-- Request --
Write out all of the entries that follow, word for word, but skip the pictures.
--- Rows ---
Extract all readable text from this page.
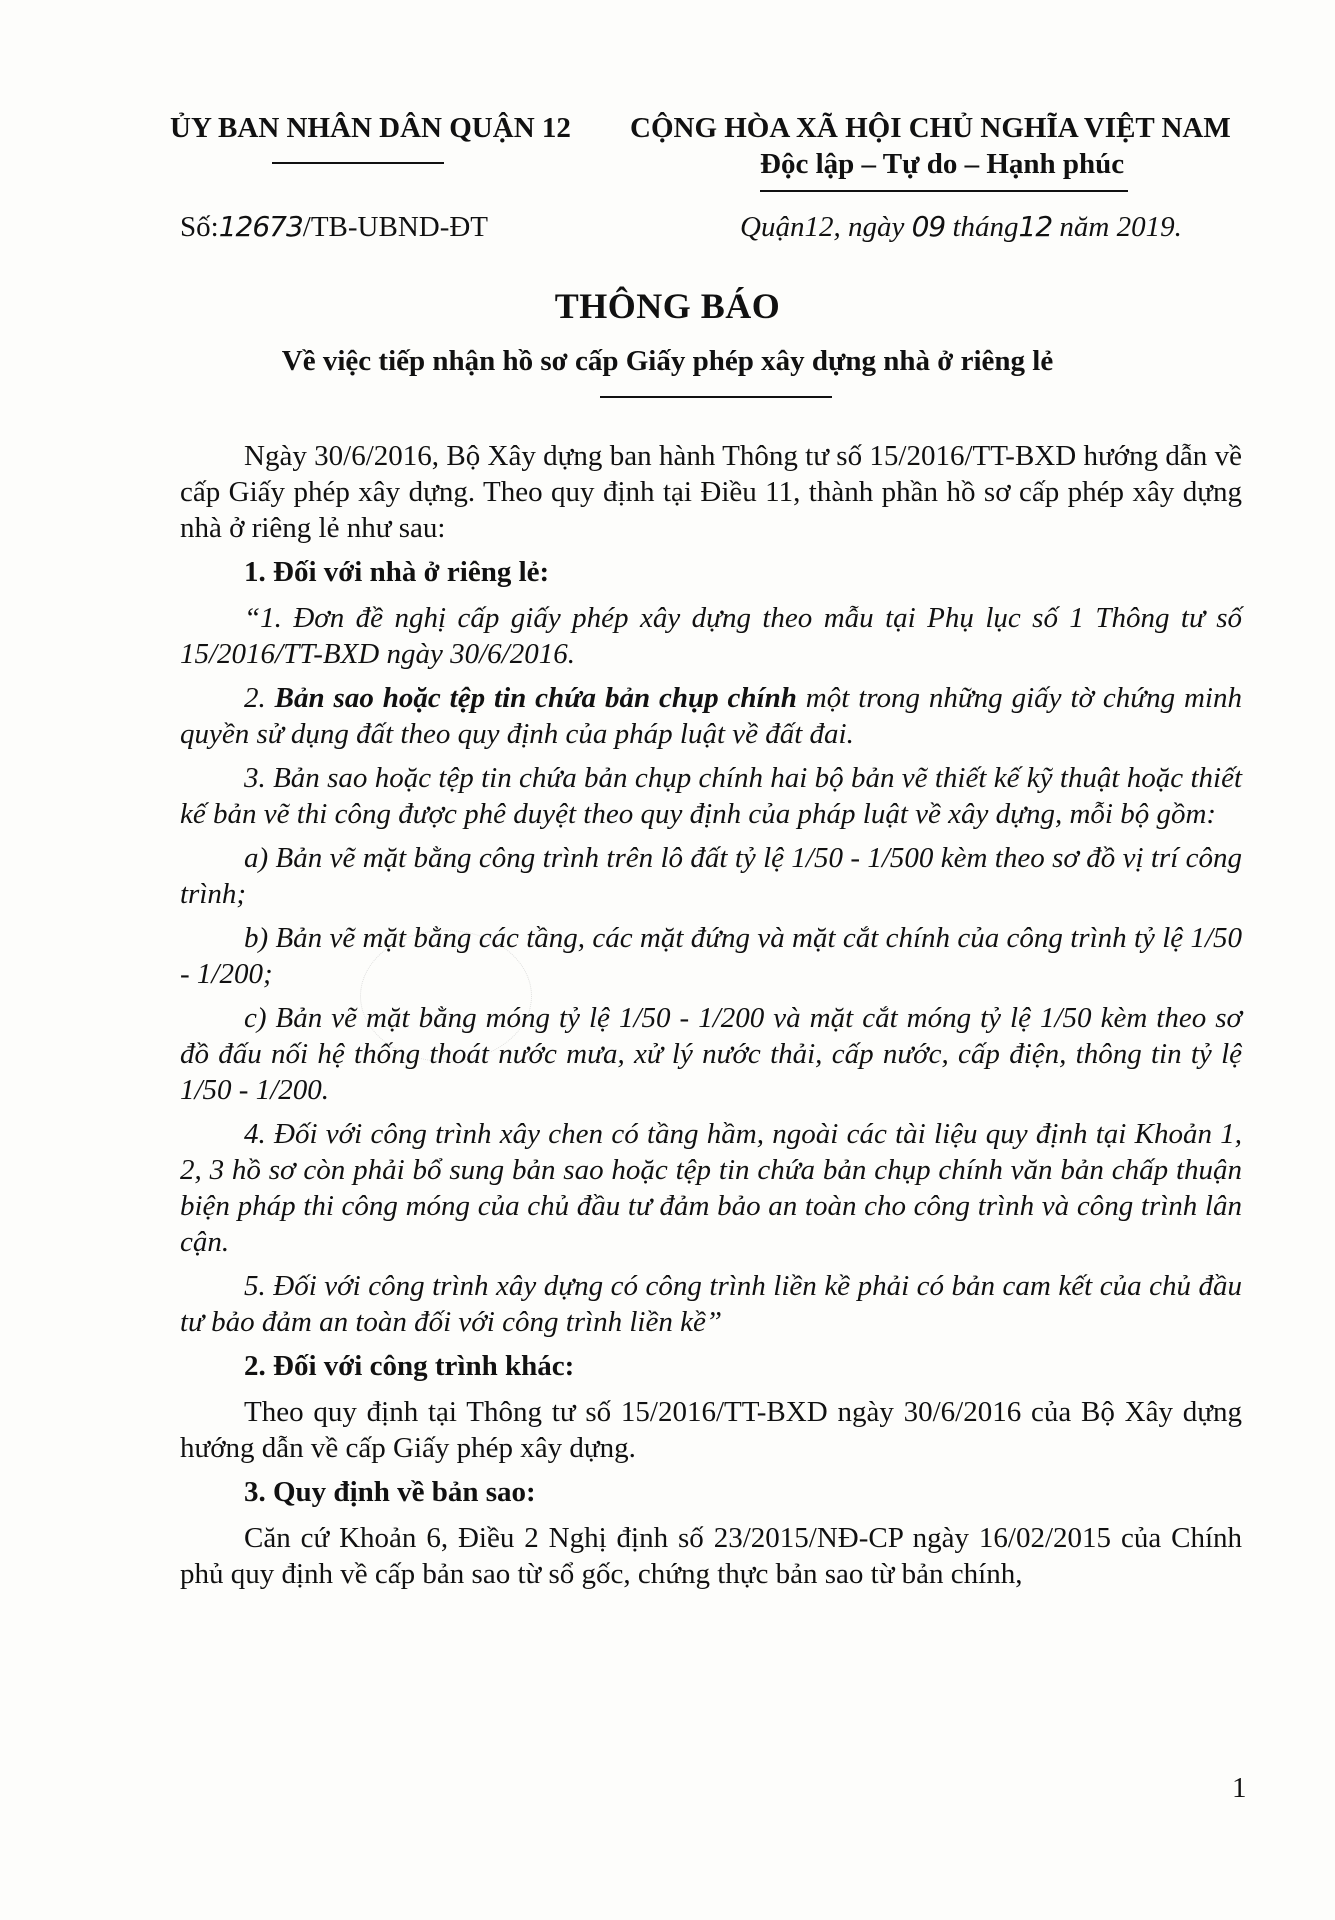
ỦY BAN NHÂN DÂN QUẬN 12 CỘNG HÒA XÃ HỘI CHỦ NGHĨA VIỆT NAM
Độc lập – Tự do – Hạnh phúc
Số:12673/TB-UBND-ĐT	Quận12, ngày 09 tháng12 năm 2019.
THÔNG BÁO
Về việc tiếp nhận hồ sơ cấp Giấy phép xây dựng nhà ở riêng lẻ

Ngày 30/6/2016, Bộ Xây dựng ban hành Thông tư số 15/2016/TT-BXD hướng dẫn về cấp Giấy phép xây dựng. Theo quy định tại Điều 11, thành phần hồ sơ cấp phép xây dựng nhà ở riêng lẻ như sau:

1. Đối với nhà ở riêng lẻ:

“1. Đơn đề nghị cấp giấy phép xây dựng theo mẫu tại Phụ lục số 1 Thông tư số 15/2016/TT-BXD ngày 30/6/2016.

2. Bản sao hoặc tệp tin chứa bản chụp chính một trong những giấy tờ chứng minh quyền sử dụng đất theo quy định của pháp luật về đất đai.

3. Bản sao hoặc tệp tin chứa bản chụp chính hai bộ bản vẽ thiết kế kỹ thuật hoặc thiết kế bản vẽ thi công được phê duyệt theo quy định của pháp luật về xây dựng, mỗi bộ gồm:

a) Bản vẽ mặt bằng công trình trên lô đất tỷ lệ 1/50 - 1/500 kèm theo sơ đồ vị trí công trình;

b) Bản vẽ mặt bằng các tầng, các mặt đứng và mặt cắt chính của công trình tỷ lệ 1/50 - 1/200;

c) Bản vẽ mặt bằng móng tỷ lệ 1/50 - 1/200 và mặt cắt móng tỷ lệ 1/50 kèm theo sơ đồ đấu nối hệ thống thoát nước mưa, xử lý nước thải, cấp nước, cấp điện, thông tin tỷ lệ 1/50 - 1/200.

4. Đối với công trình xây chen có tầng hầm, ngoài các tài liệu quy định tại Khoản 1, 2, 3 hồ sơ còn phải bổ sung bản sao hoặc tệp tin chứa bản chụp chính văn bản chấp thuận biện pháp thi công móng của chủ đầu tư đảm bảo an toàn cho công trình và công trình lân cận.

5. Đối với công trình xây dựng có công trình liền kề phải có bản cam kết của chủ đầu tư bảo đảm an toàn đối với công trình liền kề”

2. Đối với công trình khác:

Theo quy định tại Thông tư số 15/2016/TT-BXD ngày 30/6/2016 của Bộ Xây dựng hướng dẫn về cấp Giấy phép xây dựng.

3. Quy định về bản sao:

Căn cứ Khoản 6, Điều 2 Nghị định số 23/2015/NĐ-CP ngày 16/02/2015 của Chính phủ quy định về cấp bản sao từ sổ gốc, chứng thực bản sao từ bản chính,

1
---
-- Correct output --
Extract all readable text from this page.
ỦY BAN NHÂN DÂN QUẬN 12 CỘNG HÒA XÃ HỘI CHỦ NGHĨA VIỆT NAM
Độc lập – Tự do – Hạnh phúc
Số:12673/TB-UBND-ĐT	Quận12, ngày 09 tháng12 năm 2019.
THÔNG BÁO
Về việc tiếp nhận hồ sơ cấp Giấy phép xây dựng nhà ở riêng lẻ

Ngày 30/6/2016, Bộ Xây dựng ban hành Thông tư số 15/2016/TT-BXD hướng dẫn về cấp Giấy phép xây dựng. Theo quy định tại Điều 11, thành phần hồ sơ cấp phép xây dựng nhà ở riêng lẻ như sau:

1. Đối với nhà ở riêng lẻ:

“1. Đơn đề nghị cấp giấy phép xây dựng theo mẫu tại Phụ lục số 1 Thông tư số 15/2016/TT-BXD ngày 30/6/2016.

2. Bản sao hoặc tệp tin chứa bản chụp chính một trong những giấy tờ chứng minh quyền sử dụng đất theo quy định của pháp luật về đất đai.

3. Bản sao hoặc tệp tin chứa bản chụp chính hai bộ bản vẽ thiết kế kỹ thuật hoặc thiết kế bản vẽ thi công được phê duyệt theo quy định của pháp luật về xây dựng, mỗi bộ gồm:

a) Bản vẽ mặt bằng công trình trên lô đất tỷ lệ 1/50 - 1/500 kèm theo sơ đồ vị trí công trình;

b) Bản vẽ mặt bằng các tầng, các mặt đứng và mặt cắt chính của công trình tỷ lệ 1/50 - 1/200;

c) Bản vẽ mặt bằng móng tỷ lệ 1/50 - 1/200 và mặt cắt móng tỷ lệ 1/50 kèm theo sơ đồ đấu nối hệ thống thoát nước mưa, xử lý nước thải, cấp nước, cấp điện, thông tin tỷ lệ 1/50 - 1/200.

4. Đối với công trình xây chen có tầng hầm, ngoài các tài liệu quy định tại Khoản 1, 2, 3 hồ sơ còn phải bổ sung bản sao hoặc tệp tin chứa bản chụp chính văn bản chấp thuận biện pháp thi công móng của chủ đầu tư đảm bảo an toàn cho công trình và công trình lân cận.

5. Đối với công trình xây dựng có công trình liền kề phải có bản cam kết của chủ đầu tư bảo đảm an toàn đối với công trình liền kề”

2. Đối với công trình khác:

Theo quy định tại Thông tư số 15/2016/TT-BXD ngày 30/6/2016 của Bộ Xây dựng hướng dẫn về cấp Giấy phép xây dựng.

3. Quy định về bản sao:

Căn cứ Khoản 6, Điều 2 Nghị định số 23/2015/NĐ-CP ngày 16/02/2015 của Chính phủ quy định về cấp bản sao từ sổ gốc, chứng thực bản sao từ bản chính,

1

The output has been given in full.